## REQUEST
Copy the data that follows exactly. Include no pictures.

---------- RECORDS TO USE

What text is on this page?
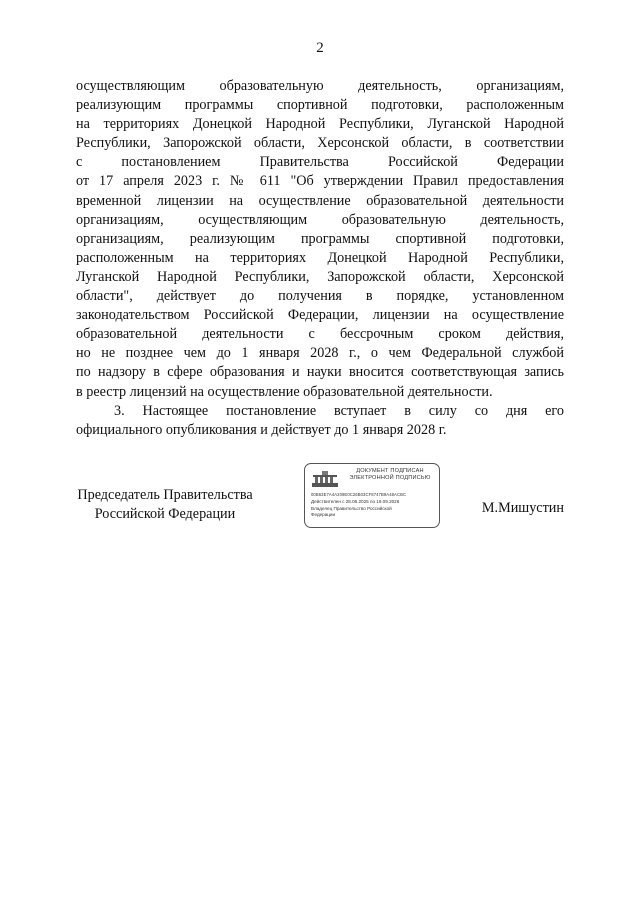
2
осуществляющим образовательную деятельность, организациям,
реализующим программы спортивной подготовки, расположенным
на территориях Донецкой Народной Республики, Луганской Народной
Республики, Запорожской области, Херсонской области, в соответствии
с постановлением Правительства Российской Федерации
от 17 апреля 2023 г. № 611 "Об утверждении Правил предоставления
временной лицензии на осуществление образовательной деятельности
организациям, осуществляющим образовательную деятельность,
организациям, реализующим программы спортивной подготовки,
расположенным на территориях Донецкой Народной Республики,
Луганской Народной Республики, Запорожской области, Херсонской
области", действует до получения в порядке, установленном
законодательством Российской Федерации, лицензии на осуществление
образовательной деятельности с бессрочным сроком действия,
но не позднее чем до 1 января 2028 г., о чем Федеральной службой
по надзору в сфере образования и науки вносится соответствующая запись
в реестр лицензий на осуществление образовательной деятельности.
3. Настоящее постановление вступает в силу со дня его
официального опубликования и действует до 1 января 2028 г.
Председатель Правительства
Российской Федерации
ДОКУМЕНТ ПОДПИСАН
ЭЛЕКТРОННОЙ ПОДПИСЬЮ
00B63E7A4A209E0C26B03CF8747B9A48ACBC
Действителен с 28.06.2025 по 19.09.2026
Владелец Правительство Российской
Федерации	М.Мишустин
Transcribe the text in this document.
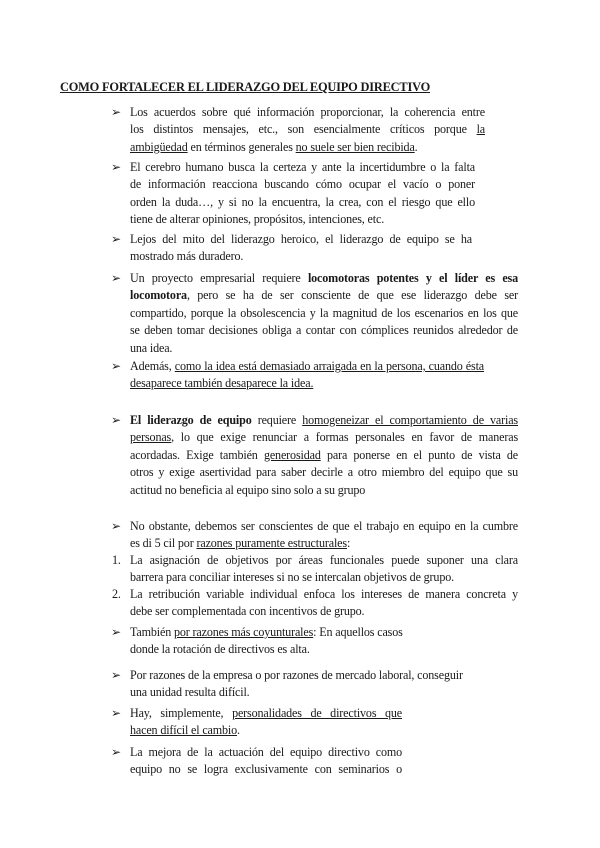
COMO FORTALECER EL LIDERAZGO DEL EQUIPO DIRECTIVO
➢ Los acuerdos sobre qué información proporcionar, la coherencia entre
los distintos mensajes, etc., son esencialmente críticos porque la
ambigüedad en términos generales no suele ser bien recibida.
➢ El cerebro humano busca la certeza y ante la incertidumbre o la falta
de información reacciona buscando cómo ocupar el vacío o poner
orden la duda…, y si no la encuentra, la crea, con el riesgo que ello
tiene de alterar opiniones, propósitos, intenciones, etc.
➢ Lejos del mito del liderazgo heroico, el liderazgo de equipo se ha
mostrado más duradero.
➢ Un proyecto empresarial requiere locomotoras potentes y el líder es esa
locomotora, pero se ha de ser consciente de que ese liderazgo debe ser
compartido, porque la obsolescencia y la magnitud de los escenarios en los que
se deben tomar decisiones obliga a contar con cómplices reunidos alrededor de
una idea.
➢ Además, como la idea está demasiado arraigada en la persona, cuando ésta
desaparece también desaparece la idea.
➢ El liderazgo de equipo requiere homogeneizar el comportamiento de varias
personas, lo que exige renunciar a formas personales en favor de maneras
acordadas. Exige también generosidad para ponerse en el punto de vista de
otros y exige asertividad para saber decirle a otro miembro del equipo que su
actitud no beneficia al equipo sino solo a su grupo
➢ No obstante, debemos ser conscientes de que el trabajo en equipo en la cumbre
es di 5 cil por razones puramente estructurales:
1. La asignación de objetivos por áreas funcionales puede suponer una clara
barrera para conciliar intereses si no se intercalan objetivos de grupo.
2. La retribución variable individual enfoca los intereses de manera concreta y
debe ser complementada con incentivos de grupo.
➢ También por razones más coyunturales: En aquellos casos
donde la rotación de directivos es alta.
➢ Por razones de la empresa o por razones de mercado laboral, conseguir
una unidad resulta difícil.
➢ Hay, simplemente, personalidades de directivos que
hacen difícil el cambio.
➢ La mejora de la actuación del equipo directivo como
equipo no se logra exclusivamente con seminarios o
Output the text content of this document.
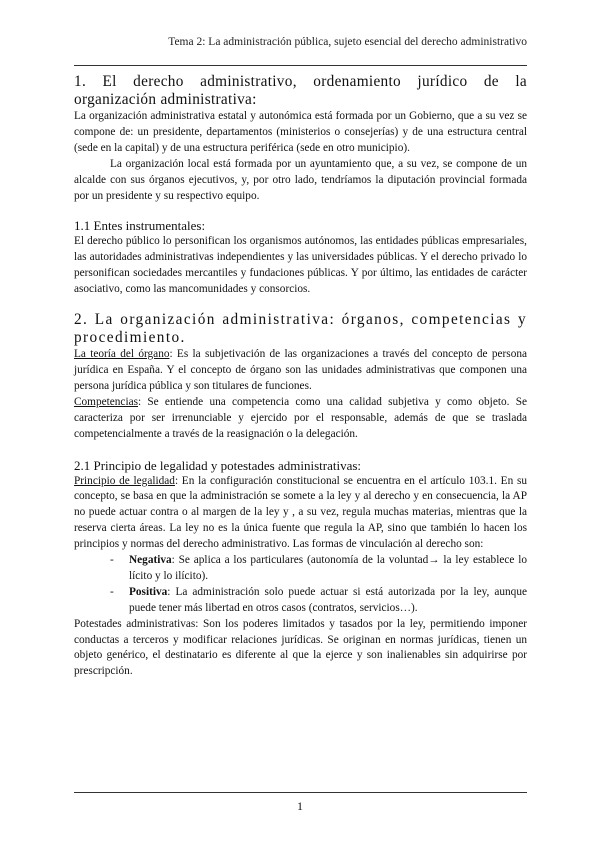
Tema 2: La administración pública, sujeto esencial del derecho administrativo
1. El derecho administrativo, ordenamiento jurídico de la organización administrativa:

La organización administrativa estatal y autonómica está formada por un Gobierno, que a su vez se compone de: un presidente, departamentos (ministerios o consejerías) y de una estructura central (sede en la capital) y de una estructura periférica (sede en otro municipio).

La organización local está formada por un ayuntamiento que, a su vez, se compone de un alcalde con sus órganos ejecutivos, y, por otro lado, tendríamos la diputación provincial formada por un presidente y su respectivo equipo.

1.1 Entes instrumentales:

El derecho público lo personifican los organismos autónomos, las entidades públicas empresariales, las autoridades administrativas independientes y las universidades públicas. Y el derecho privado lo personifican sociedades mercantiles y fundaciones públicas. Y por último, las entidades de carácter asociativo, como las mancomunidades y consorcios.

2. La organización administrativa: órganos, competencias y procedimiento.

La teoría del órgano: Es la subjetivación de las organizaciones a través del concepto de persona jurídica en España. Y el concepto de órgano son las unidades administrativas que componen una persona jurídica pública y son titulares de funciones.

Competencias: Se entiende una competencia como una calidad subjetiva y como objeto. Se caracteriza por ser irrenunciable y ejercido por el responsable, además de que se traslada competencialmente a través de la reasignación o la delegación.

2.1 Principio de legalidad y potestades administrativas:

Principio de legalidad: En la configuración constitucional se encuentra en el artículo 103.1. En su concepto, se basa en que la administración se somete a la ley y al derecho y en consecuencia, la AP no puede actuar contra o al margen de la ley y , a su vez, regula muchas materias, mientras que la reserva cierta áreas. La ley no es la única fuente que regula la AP, sino que también lo hacen los principios y normas del derecho administrativo. Las formas de vinculación al derecho son:

- Negativa: Se aplica a los particulares (autonomía de la voluntad→ la ley establece lo lícito y lo ilícito).
- Positiva: La administración solo puede actuar si está autorizada por la ley, aunque puede tener más libertad en otros casos (contratos, servicios…).

Potestades administrativas: Son los poderes limitados y tasados por la ley, permitiendo imponer conductas a terceros y modificar relaciones jurídicas. Se originan en normas jurídicas, tienen un objeto genérico, el destinatario es diferente al que la ejerce y son inalienables sin adquirirse por prescripción.

1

--------------------

## TASK RESPONSE
What text is on this page?
2
осуществляющим образовательную деятельность, организациям,
реализующим программы спортивной подготовки, расположенным
на территориях Донецкой Народной Республики, Луганской Народной
Республики, Запорожской области, Херсонской области, в соответствии
с постановлением Правительства Российской Федерации
от 17 апреля 2023 г. № 611 "Об утверждении Правил предоставления
временной лицензии на осуществление образовательной деятельности
организациям, осуществляющим образовательную деятельность,
организациям, реализующим программы спортивной подготовки,
расположенным на территориях Донецкой Народной Республики,
Луганской Народной Республики, Запорожской области, Херсонской
области", действует до получения в порядке, установленном
законодательством Российской Федерации, лицензии на осуществление
образовательной деятельности с бессрочным сроком действия,
но не позднее чем до 1 января 2028 г., о чем Федеральной службой
по надзору в сфере образования и науки вносится соответствующая запись
в реестр лицензий на осуществление образовательной деятельности.
3. Настоящее постановление вступает в силу со дня его
официального опубликования и действует до 1 января 2028 г.
Председатель Правительства
Российской Федерации
ДОКУМЕНТ ПОДПИСАН
ЭЛЕКТРОННОЙ ПОДПИСЬЮ
00B63E7A4A209E0C26B03CF8747B9A48ACBC
Действителен с 28.06.2025 по 19.09.2026
Владелец Правительство Российской
Федерации	М.Мишустин
Transcribe the text in this document.
COMO FORTALECER EL LIDERAZGO DEL EQUIPO DIRECTIVO
➢ Los acuerdos sobre qué información proporcionar, la coherencia entre
los distintos mensajes, etc., son esencialmente críticos porque la
ambigüedad en términos generales no suele ser bien recibida.
➢ El cerebro humano busca la certeza y ante la incertidumbre o la falta
de información reacciona buscando cómo ocupar el vacío o poner
orden la duda…, y si no la encuentra, la crea, con el riesgo que ello
tiene de alterar opiniones, propósitos, intenciones, etc.
➢ Lejos del mito del liderazgo heroico, el liderazgo de equipo se ha
mostrado más duradero.
➢ Un proyecto empresarial requiere locomotoras potentes y el líder es esa
locomotora, pero se ha de ser consciente de que ese liderazgo debe ser
compartido, porque la obsolescencia y la magnitud de los escenarios en los que
se deben tomar decisiones obliga a contar con cómplices reunidos alrededor de
una idea.
➢ Además, como la idea está demasiado arraigada en la persona, cuando ésta
desaparece también desaparece la idea.
➢ El liderazgo de equipo requiere homogeneizar el comportamiento de varias
personas, lo que exige renunciar a formas personales en favor de maneras
acordadas. Exige también generosidad para ponerse en el punto de vista de
otros y exige asertividad para saber decirle a otro miembro del equipo que su
actitud no beneficia al equipo sino solo a su grupo
➢ No obstante, debemos ser conscientes de que el trabajo en equipo en la cumbre
es di 5 cil por razones puramente estructurales:
1. La asignación de objetivos por áreas funcionales puede suponer una clara
barrera para conciliar intereses si no se intercalan objetivos de grupo.
2. La retribución variable individual enfoca los intereses de manera concreta y
debe ser complementada con incentivos de grupo.
➢ También por razones más coyunturales: En aquellos casos
donde la rotación de directivos es alta.
➢ Por razones de la empresa o por razones de mercado laboral, conseguir
una unidad resulta difícil.
➢ Hay, simplemente, personalidades de directivos que
hacen difícil el cambio.
➢ La mejora de la actuación del equipo directivo como
equipo no se logra exclusivamente con seminarios o
Output the text content of this document.
Tema 2: La administración pública, sujeto esencial del derecho administrativo
1. El derecho administrativo, ordenamiento jurídico de la organización administrativa:

La organización administrativa estatal y autonómica está formada por un Gobierno, que a su vez se compone de: un presidente, departamentos (ministerios o consejerías) y de una estructura central (sede en la capital) y de una estructura periférica (sede en otro municipio).

La organización local está formada por un ayuntamiento que, a su vez, se compone de un alcalde con sus órganos ejecutivos, y, por otro lado, tendríamos la diputación provincial formada por un presidente y su respectivo equipo.

1.1 Entes instrumentales:

El derecho público lo personifican los organismos autónomos, las entidades públicas empresariales, las autoridades administrativas independientes y las universidades públicas. Y el derecho privado lo personifican sociedades mercantiles y fundaciones públicas. Y por último, las entidades de carácter asociativo, como las mancomunidades y consorcios.

2. La organización administrativa: órganos, competencias y procedimiento.

La teoría del órgano: Es la subjetivación de las organizaciones a través del concepto de persona jurídica en España. Y el concepto de órgano son las unidades administrativas que componen una persona jurídica pública y son titulares de funciones.

Competencias: Se entiende una competencia como una calidad subjetiva y como objeto. Se caracteriza por ser irrenunciable y ejercido por el responsable, además de que se traslada competencialmente a través de la reasignación o la delegación.

2.1 Principio de legalidad y potestades administrativas:

Principio de legalidad: En la configuración constitucional se encuentra en el artículo 103.1. En su concepto, se basa en que la administración se somete a la ley y al derecho y en consecuencia, la AP no puede actuar contra o al margen de la ley y , a su vez, regula muchas materias, mientras que la reserva cierta áreas. La ley no es la única fuente que regula la AP, sino que también lo hacen los principios y normas del derecho administrativo. Las formas de vinculación al derecho son:

- Negativa: Se aplica a los particulares (autonomía de la voluntad→ la ley establece lo lícito y lo ilícito).
- Positiva: La administración solo puede actuar si está autorizada por la ley, aunque puede tener más libertad en otros casos (contratos, servicios…).

Potestades administrativas: Son los poderes limitados y tasados por la ley, permitiendo imponer conductas a terceros y modificar relaciones jurídicas. Se originan en normas jurídicas, tienen un objeto genérico, el destinatario es diferente al que la ejerce y son inalienables sin adquirirse por prescripción.

1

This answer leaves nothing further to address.